### Work instructions:
Set down each record below precisely, skipping the pictures.

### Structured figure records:
___

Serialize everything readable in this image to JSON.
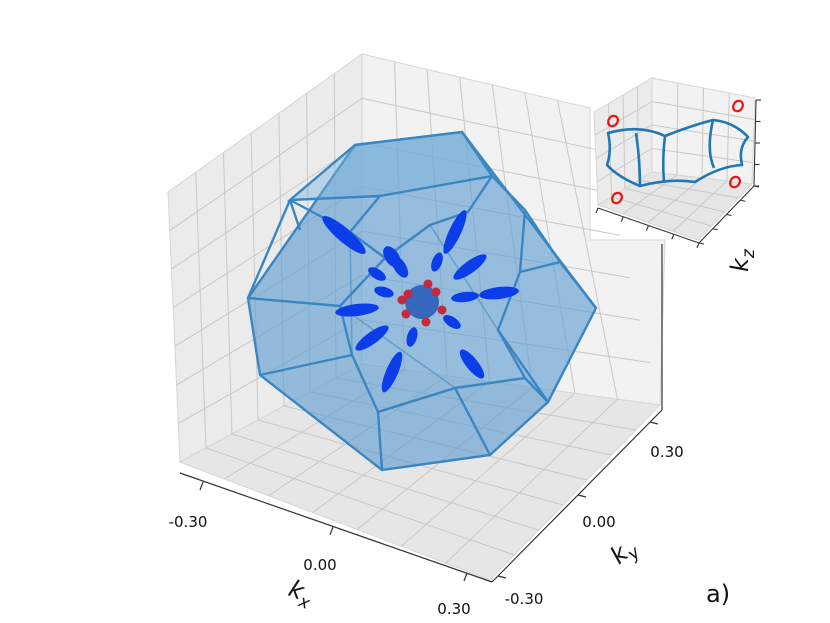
{
  "panel_label": "a)",
  "chart_data": [
    {
      "type": "3d-surface",
      "title": "",
      "axes": {
        "x": {
          "label_main": "k",
          "label_sub": "x",
          "ticks": [
            "-0.30",
            "0.00",
            "0.30"
          ],
          "range": [
            -0.3,
            0.3
          ]
        },
        "y": {
          "label_main": "k",
          "label_sub": "y",
          "ticks": [
            "-0.30",
            "0.00",
            "0.30"
          ],
          "range": [
            -0.3,
            0.3
          ]
        },
        "z": {
          "label_main": "k",
          "label_sub": "z",
          "ticks": [],
          "range": [
            -0.3,
            0.3
          ]
        }
      },
      "grid": true,
      "series": [
        {
          "shape": "truncated-octahedron",
          "color": "#1f77b4"
        },
        {
          "shape": "ellipsoid-pockets",
          "count": 14,
          "color": "#0033ee"
        },
        {
          "shape": "central-sphere",
          "color": "#2255bb"
        },
        {
          "shape": "small-pockets",
          "color": "#cc2233"
        }
      ]
    },
    {
      "type": "3d-contour-inset",
      "axes": {
        "z": {
          "label_main": "k",
          "label_sub": "z"
        }
      },
      "grid": true,
      "series": [
        {
          "shape": "closed-contour",
          "color": "#1f77b4"
        },
        {
          "shape": "small-loops",
          "count": 4,
          "color": "#ee0000"
        }
      ]
    }
  ]
}
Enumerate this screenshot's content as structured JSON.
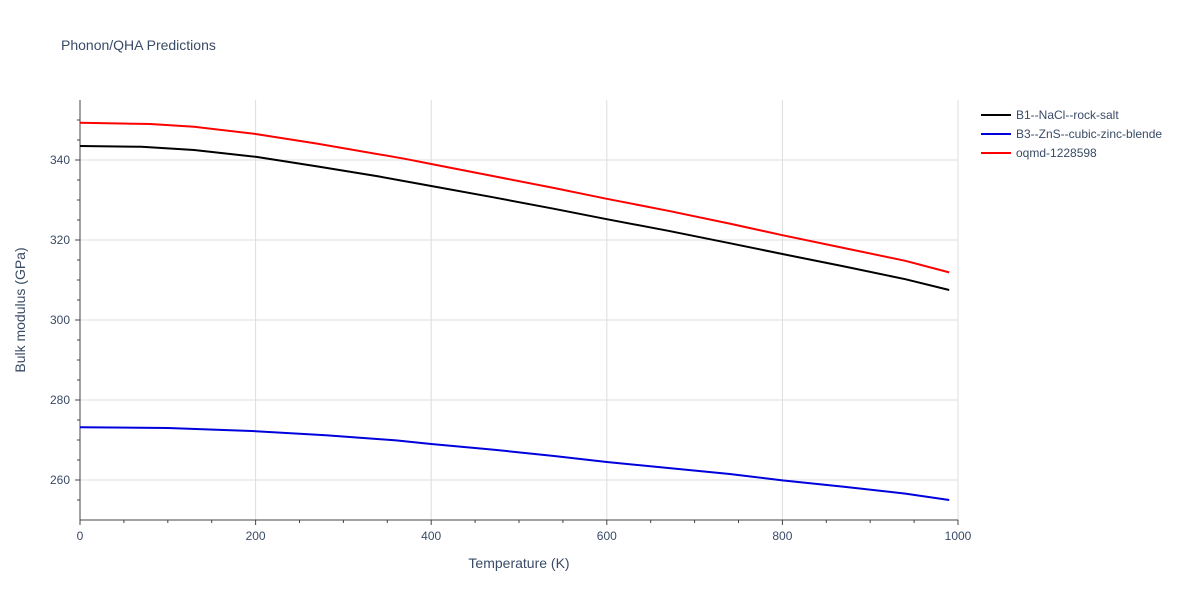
{
  "chart_data": {
    "type": "line",
    "title": "Phonon/QHA Predictions",
    "xlabel": "Temperature (K)",
    "ylabel": "Bulk modulus (GPa)",
    "xlim": [
      0,
      1000
    ],
    "ylim": [
      250,
      355
    ],
    "xticks": [
      0,
      200,
      400,
      600,
      800,
      1000
    ],
    "yticks": [
      260,
      280,
      300,
      320,
      340
    ],
    "grid": true,
    "legend_position": "top-right",
    "series": [
      {
        "name": "B1--NaCl--rock-salt",
        "color": "#000000",
        "x": [
          0,
          70,
          130,
          200,
          270,
          340,
          400,
          470,
          540,
          600,
          670,
          740,
          800,
          870,
          940,
          990
        ],
        "y": [
          343.5,
          343.3,
          342.5,
          340.8,
          338.4,
          335.9,
          333.5,
          330.7,
          327.8,
          325.2,
          322.3,
          319.2,
          316.5,
          313.4,
          310.2,
          307.5
        ]
      },
      {
        "name": "B3--ZnS--cubic-zinc-blende",
        "color": "#0000dd",
        "x": [
          0,
          100,
          200,
          280,
          360,
          400,
          470,
          540,
          600,
          670,
          740,
          800,
          870,
          940,
          990
        ],
        "y": [
          273.2,
          273.0,
          272.2,
          271.2,
          269.9,
          269.0,
          267.6,
          266.0,
          264.5,
          263.0,
          261.5,
          259.9,
          258.3,
          256.6,
          255.0
        ]
      },
      {
        "name": "oqmd-1228598",
        "color": "#ff0000",
        "x": [
          0,
          80,
          130,
          200,
          270,
          370,
          400,
          470,
          540,
          600,
          670,
          740,
          800,
          870,
          940,
          990
        ],
        "y": [
          349.3,
          349.0,
          348.3,
          346.5,
          344.1,
          340.3,
          339.0,
          336.0,
          333.0,
          330.3,
          327.3,
          324.1,
          321.2,
          318.0,
          314.8,
          311.9
        ]
      }
    ]
  }
}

___

### Answer for the task:
Serialize everything readable in this image to JSON.
{
  "panel_label": "a)",
  "chart_data": [
    {
      "type": "3d-surface",
      "title": "",
      "axes": {
        "x": {
          "label_main": "k",
          "label_sub": "x",
          "ticks": [
            "-0.30",
            "0.00",
            "0.30"
          ],
          "range": [
            -0.3,
            0.3
          ]
        },
        "y": {
          "label_main": "k",
          "label_sub": "y",
          "ticks": [
            "-0.30",
            "0.00",
            "0.30"
          ],
          "range": [
            -0.3,
            0.3
          ]
        },
        "z": {
          "label_main": "k",
          "label_sub": "z",
          "ticks": [],
          "range": [
            -0.3,
            0.3
          ]
        }
      },
      "grid": true,
      "series": [
        {
          "shape": "truncated-octahedron",
          "color": "#1f77b4"
        },
        {
          "shape": "ellipsoid-pockets",
          "count": 14,
          "color": "#0033ee"
        },
        {
          "shape": "central-sphere",
          "color": "#2255bb"
        },
        {
          "shape": "small-pockets",
          "color": "#cc2233"
        }
      ]
    },
    {
      "type": "3d-contour-inset",
      "axes": {
        "z": {
          "label_main": "k",
          "label_sub": "z"
        }
      },
      "grid": true,
      "series": [
        {
          "shape": "closed-contour",
          "color": "#1f77b4"
        },
        {
          "shape": "small-loops",
          "count": 4,
          "color": "#ee0000"
        }
      ]
    }
  ]
}
Enumerate this screenshot's content as structured JSON.
{
  "chart_data": {
    "type": "line",
    "title": "Phonon/QHA Predictions",
    "xlabel": "Temperature (K)",
    "ylabel": "Bulk modulus (GPa)",
    "xlim": [
      0,
      1000
    ],
    "ylim": [
      250,
      355
    ],
    "xticks": [
      0,
      200,
      400,
      600,
      800,
      1000
    ],
    "yticks": [
      260,
      280,
      300,
      320,
      340
    ],
    "grid": true,
    "legend_position": "top-right",
    "series": [
      {
        "name": "B1--NaCl--rock-salt",
        "color": "#000000",
        "x": [
          0,
          70,
          130,
          200,
          270,
          340,
          400,
          470,
          540,
          600,
          670,
          740,
          800,
          870,
          940,
          990
        ],
        "y": [
          343.5,
          343.3,
          342.5,
          340.8,
          338.4,
          335.9,
          333.5,
          330.7,
          327.8,
          325.2,
          322.3,
          319.2,
          316.5,
          313.4,
          310.2,
          307.5
        ]
      },
      {
        "name": "B3--ZnS--cubic-zinc-blende",
        "color": "#0000dd",
        "x": [
          0,
          100,
          200,
          280,
          360,
          400,
          470,
          540,
          600,
          670,
          740,
          800,
          870,
          940,
          990
        ],
        "y": [
          273.2,
          273.0,
          272.2,
          271.2,
          269.9,
          269.0,
          267.6,
          266.0,
          264.5,
          263.0,
          261.5,
          259.9,
          258.3,
          256.6,
          255.0
        ]
      },
      {
        "name": "oqmd-1228598",
        "color": "#ff0000",
        "x": [
          0,
          80,
          130,
          200,
          270,
          370,
          400,
          470,
          540,
          600,
          670,
          740,
          800,
          870,
          940,
          990
        ],
        "y": [
          349.3,
          349.0,
          348.3,
          346.5,
          344.1,
          340.3,
          339.0,
          336.0,
          333.0,
          330.3,
          327.3,
          324.1,
          321.2,
          318.0,
          314.8,
          311.9
        ]
      }
    ]
  }
}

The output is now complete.